◆ **TASK TO CARRY OUT**
Extract every line that includes the string "advisories".

◆ **RAW RECORDS**
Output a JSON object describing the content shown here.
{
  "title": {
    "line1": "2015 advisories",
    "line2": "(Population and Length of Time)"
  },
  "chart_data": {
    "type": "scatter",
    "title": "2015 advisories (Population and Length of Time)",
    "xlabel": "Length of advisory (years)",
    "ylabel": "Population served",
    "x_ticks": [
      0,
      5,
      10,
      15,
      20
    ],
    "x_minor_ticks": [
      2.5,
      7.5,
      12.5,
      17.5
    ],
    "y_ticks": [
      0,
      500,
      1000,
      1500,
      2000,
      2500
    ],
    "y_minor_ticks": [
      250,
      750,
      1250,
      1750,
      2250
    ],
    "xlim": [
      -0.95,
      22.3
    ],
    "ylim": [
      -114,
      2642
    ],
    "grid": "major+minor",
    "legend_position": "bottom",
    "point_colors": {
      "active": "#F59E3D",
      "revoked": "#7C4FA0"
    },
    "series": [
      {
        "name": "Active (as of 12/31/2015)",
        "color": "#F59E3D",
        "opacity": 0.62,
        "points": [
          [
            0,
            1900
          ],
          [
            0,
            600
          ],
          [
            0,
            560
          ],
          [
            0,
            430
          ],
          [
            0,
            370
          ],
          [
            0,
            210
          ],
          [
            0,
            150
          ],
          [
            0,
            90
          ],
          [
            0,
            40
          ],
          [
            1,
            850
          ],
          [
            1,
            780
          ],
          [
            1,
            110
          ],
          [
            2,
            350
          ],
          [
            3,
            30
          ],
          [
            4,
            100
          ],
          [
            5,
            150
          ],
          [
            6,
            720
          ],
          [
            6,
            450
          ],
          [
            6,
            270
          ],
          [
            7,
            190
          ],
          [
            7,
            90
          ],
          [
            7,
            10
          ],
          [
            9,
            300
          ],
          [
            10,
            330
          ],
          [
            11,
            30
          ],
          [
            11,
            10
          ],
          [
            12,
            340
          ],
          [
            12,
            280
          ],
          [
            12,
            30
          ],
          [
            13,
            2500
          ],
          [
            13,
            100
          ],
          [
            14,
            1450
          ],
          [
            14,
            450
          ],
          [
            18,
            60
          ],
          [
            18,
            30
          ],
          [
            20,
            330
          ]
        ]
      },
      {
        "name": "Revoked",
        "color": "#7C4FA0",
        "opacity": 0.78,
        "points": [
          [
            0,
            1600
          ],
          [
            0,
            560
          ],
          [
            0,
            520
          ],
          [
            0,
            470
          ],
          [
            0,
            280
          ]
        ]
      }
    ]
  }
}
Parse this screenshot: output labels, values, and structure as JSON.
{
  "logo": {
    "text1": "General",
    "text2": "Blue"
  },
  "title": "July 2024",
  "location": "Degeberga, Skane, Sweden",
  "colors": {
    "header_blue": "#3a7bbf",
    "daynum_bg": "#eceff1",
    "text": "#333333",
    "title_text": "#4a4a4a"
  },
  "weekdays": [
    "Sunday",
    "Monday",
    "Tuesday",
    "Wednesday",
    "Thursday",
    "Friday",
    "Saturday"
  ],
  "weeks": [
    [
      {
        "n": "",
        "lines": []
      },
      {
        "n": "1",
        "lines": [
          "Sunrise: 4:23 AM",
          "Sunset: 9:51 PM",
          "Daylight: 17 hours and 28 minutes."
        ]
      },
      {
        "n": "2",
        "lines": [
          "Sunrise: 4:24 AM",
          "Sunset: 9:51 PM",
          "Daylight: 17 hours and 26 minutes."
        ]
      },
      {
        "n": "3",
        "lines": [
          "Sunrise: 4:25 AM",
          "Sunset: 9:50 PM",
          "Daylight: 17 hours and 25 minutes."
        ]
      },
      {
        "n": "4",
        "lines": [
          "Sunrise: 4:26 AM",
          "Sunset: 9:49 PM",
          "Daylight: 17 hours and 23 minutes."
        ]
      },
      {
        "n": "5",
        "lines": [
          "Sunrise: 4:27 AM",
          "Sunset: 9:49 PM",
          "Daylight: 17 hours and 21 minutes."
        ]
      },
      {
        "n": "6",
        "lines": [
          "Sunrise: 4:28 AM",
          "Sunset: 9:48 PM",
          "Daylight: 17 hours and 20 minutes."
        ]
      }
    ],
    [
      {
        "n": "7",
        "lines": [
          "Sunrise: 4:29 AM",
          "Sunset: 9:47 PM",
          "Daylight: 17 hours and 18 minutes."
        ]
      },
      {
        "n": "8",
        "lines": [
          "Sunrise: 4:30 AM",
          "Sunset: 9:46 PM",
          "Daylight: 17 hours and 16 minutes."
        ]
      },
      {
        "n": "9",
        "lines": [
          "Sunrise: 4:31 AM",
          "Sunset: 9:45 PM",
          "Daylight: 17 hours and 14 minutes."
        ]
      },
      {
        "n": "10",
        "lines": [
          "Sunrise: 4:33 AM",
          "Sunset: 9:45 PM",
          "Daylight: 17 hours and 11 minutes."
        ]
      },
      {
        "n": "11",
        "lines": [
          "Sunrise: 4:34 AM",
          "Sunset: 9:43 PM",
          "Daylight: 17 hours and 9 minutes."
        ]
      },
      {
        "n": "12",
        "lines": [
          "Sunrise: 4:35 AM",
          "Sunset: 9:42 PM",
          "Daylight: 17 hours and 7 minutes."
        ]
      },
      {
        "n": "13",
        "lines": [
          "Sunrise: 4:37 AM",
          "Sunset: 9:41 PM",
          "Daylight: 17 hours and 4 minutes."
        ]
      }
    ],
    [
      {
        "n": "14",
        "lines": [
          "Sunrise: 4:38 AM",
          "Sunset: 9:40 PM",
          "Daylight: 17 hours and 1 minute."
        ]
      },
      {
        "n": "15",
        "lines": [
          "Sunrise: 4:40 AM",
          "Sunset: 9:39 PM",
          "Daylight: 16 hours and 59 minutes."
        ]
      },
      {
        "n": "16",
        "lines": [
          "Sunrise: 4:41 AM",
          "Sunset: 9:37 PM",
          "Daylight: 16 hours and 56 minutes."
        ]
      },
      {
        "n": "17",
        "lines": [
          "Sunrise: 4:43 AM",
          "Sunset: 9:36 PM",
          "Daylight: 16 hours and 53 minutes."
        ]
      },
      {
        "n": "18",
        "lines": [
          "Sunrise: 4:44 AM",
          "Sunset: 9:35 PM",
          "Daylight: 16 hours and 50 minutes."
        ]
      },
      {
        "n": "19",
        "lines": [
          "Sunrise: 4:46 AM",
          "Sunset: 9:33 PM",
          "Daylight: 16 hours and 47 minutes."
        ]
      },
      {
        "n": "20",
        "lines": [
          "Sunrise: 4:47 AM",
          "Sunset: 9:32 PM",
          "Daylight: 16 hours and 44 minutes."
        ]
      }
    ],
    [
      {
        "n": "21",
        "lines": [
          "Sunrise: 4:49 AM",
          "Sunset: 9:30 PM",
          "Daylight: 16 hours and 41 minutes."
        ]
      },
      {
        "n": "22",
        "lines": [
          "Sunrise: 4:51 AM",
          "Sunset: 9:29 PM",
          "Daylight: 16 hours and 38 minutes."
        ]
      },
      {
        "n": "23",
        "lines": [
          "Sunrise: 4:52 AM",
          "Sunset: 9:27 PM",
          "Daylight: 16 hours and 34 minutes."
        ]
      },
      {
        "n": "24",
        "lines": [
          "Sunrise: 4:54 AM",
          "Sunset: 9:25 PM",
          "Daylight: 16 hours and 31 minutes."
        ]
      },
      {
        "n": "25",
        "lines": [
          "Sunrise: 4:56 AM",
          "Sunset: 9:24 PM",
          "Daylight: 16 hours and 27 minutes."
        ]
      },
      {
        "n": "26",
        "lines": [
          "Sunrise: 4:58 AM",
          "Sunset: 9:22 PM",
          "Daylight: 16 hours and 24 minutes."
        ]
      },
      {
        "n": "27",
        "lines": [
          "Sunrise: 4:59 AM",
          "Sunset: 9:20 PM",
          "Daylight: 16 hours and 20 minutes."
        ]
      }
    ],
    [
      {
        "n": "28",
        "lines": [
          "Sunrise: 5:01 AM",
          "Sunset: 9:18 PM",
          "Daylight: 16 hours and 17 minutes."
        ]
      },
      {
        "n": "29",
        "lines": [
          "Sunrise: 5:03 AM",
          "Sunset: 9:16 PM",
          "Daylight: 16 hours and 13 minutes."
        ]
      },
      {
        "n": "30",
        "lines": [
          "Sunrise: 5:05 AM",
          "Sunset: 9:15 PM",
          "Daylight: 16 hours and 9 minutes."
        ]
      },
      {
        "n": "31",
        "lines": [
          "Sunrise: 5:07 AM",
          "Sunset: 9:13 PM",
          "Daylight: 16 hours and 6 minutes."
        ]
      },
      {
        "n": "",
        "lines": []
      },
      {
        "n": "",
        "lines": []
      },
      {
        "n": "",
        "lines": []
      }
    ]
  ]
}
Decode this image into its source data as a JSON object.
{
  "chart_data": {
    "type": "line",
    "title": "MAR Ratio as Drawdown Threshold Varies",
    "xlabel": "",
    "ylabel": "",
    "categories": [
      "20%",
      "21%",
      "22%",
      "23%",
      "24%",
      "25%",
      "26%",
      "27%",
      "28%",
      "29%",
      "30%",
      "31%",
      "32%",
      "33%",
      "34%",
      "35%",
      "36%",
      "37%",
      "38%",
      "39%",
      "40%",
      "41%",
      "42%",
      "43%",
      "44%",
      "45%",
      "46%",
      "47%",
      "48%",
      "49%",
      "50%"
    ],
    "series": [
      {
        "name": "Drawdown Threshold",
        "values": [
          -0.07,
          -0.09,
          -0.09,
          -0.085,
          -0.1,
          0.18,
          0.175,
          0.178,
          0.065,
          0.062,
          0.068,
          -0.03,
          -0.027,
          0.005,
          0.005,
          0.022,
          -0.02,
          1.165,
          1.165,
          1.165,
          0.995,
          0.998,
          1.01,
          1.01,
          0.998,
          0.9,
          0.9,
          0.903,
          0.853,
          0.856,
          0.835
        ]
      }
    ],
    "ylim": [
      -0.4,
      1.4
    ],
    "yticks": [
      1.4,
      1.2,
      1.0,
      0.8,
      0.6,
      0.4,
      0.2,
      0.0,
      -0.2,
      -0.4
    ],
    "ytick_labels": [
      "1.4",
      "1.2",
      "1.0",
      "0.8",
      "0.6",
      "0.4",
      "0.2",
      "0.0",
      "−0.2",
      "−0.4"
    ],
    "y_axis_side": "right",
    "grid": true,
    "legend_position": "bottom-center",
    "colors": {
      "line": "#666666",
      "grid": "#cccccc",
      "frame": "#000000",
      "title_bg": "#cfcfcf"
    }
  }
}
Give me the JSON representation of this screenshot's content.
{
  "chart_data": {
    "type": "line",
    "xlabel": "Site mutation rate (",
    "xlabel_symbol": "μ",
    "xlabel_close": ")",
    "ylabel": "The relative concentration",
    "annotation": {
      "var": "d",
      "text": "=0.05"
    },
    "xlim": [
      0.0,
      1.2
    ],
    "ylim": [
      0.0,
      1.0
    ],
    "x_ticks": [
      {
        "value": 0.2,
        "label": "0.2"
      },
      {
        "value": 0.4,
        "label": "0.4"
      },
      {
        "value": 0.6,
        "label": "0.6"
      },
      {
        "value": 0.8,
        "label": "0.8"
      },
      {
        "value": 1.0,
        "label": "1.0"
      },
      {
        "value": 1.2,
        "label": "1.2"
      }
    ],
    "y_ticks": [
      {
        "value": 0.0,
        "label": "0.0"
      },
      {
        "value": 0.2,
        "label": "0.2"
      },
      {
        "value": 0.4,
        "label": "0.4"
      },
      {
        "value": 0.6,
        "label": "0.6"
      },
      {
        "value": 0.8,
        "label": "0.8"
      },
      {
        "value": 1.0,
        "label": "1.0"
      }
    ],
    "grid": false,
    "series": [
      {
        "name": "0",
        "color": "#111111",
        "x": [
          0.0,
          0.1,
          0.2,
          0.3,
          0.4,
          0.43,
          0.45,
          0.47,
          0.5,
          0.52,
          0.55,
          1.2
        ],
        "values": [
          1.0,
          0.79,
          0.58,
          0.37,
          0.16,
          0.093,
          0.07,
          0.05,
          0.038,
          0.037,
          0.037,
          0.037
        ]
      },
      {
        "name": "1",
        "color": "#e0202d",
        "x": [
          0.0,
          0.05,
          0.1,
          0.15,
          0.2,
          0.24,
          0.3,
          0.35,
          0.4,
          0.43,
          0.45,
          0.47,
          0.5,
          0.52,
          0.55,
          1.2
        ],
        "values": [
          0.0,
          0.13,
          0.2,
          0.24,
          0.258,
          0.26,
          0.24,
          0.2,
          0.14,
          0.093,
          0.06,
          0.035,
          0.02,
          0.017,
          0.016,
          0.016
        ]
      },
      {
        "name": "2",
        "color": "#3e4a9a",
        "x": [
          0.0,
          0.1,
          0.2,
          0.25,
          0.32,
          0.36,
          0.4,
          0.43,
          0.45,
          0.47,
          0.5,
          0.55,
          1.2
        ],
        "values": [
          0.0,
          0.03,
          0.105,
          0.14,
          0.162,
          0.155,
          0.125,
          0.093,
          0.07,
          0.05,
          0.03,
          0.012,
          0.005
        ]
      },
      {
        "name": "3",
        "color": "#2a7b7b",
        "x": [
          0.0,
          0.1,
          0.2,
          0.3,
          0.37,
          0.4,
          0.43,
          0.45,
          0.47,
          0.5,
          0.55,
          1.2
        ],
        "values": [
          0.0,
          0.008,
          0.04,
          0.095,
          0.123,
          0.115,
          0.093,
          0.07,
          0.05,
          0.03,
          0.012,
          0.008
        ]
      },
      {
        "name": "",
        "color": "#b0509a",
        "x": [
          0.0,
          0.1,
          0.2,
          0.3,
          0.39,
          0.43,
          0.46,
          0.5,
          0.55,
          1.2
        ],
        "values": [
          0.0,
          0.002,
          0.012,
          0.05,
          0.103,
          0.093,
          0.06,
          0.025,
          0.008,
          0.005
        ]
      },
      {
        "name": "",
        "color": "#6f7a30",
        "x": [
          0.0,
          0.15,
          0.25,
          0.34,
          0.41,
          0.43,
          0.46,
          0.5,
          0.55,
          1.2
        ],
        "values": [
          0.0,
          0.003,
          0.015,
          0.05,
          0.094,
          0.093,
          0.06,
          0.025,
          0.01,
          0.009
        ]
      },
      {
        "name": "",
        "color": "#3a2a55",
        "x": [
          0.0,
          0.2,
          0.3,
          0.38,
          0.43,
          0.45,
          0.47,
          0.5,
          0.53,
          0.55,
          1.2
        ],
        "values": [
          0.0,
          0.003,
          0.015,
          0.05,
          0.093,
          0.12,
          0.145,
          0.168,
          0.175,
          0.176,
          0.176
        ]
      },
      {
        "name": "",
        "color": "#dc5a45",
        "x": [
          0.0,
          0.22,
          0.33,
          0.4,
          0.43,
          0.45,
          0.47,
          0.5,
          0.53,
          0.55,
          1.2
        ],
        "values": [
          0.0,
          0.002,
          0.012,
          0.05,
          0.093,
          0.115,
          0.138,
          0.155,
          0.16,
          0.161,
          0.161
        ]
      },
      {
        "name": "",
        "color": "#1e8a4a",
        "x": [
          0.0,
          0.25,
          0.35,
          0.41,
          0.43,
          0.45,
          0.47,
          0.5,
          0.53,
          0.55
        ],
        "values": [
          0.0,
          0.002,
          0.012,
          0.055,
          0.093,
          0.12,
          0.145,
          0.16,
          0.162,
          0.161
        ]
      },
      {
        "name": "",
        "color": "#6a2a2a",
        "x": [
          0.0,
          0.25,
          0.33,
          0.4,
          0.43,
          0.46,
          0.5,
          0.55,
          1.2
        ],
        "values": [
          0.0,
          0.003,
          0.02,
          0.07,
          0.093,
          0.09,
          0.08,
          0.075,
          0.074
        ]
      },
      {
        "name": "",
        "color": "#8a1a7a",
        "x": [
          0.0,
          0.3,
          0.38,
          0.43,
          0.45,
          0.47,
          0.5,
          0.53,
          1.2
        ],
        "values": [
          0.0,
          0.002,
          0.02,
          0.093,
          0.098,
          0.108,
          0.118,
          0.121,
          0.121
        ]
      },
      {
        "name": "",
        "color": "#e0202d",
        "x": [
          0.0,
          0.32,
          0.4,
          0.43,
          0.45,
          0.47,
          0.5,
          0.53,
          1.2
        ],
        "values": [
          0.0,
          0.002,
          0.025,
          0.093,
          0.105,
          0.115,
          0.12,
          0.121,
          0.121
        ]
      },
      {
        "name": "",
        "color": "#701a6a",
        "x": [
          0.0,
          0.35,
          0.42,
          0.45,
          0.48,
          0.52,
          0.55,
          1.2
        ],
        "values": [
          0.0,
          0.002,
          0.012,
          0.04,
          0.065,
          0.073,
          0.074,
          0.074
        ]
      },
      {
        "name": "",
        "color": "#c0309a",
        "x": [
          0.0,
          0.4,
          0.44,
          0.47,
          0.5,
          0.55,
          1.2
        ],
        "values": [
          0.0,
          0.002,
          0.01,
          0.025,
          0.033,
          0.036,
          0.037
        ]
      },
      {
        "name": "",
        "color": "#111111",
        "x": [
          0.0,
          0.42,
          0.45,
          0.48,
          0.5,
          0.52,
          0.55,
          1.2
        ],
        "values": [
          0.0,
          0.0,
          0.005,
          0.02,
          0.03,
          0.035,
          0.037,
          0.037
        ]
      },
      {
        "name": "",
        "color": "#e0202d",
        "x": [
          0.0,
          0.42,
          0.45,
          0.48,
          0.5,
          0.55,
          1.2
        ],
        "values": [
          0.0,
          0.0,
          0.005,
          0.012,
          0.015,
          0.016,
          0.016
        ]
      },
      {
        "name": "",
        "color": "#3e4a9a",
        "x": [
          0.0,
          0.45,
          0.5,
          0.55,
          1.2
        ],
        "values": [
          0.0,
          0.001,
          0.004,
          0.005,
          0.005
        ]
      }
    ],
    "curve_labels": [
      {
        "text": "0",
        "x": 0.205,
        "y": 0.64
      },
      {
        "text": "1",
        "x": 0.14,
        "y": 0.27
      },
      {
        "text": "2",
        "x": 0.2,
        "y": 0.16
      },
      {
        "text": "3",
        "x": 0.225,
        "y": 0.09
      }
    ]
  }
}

◆ **CORRECT OUTPUT**
    "line1": "2015 advisories",
    "title": "2015 advisories (Population and Length of Time)",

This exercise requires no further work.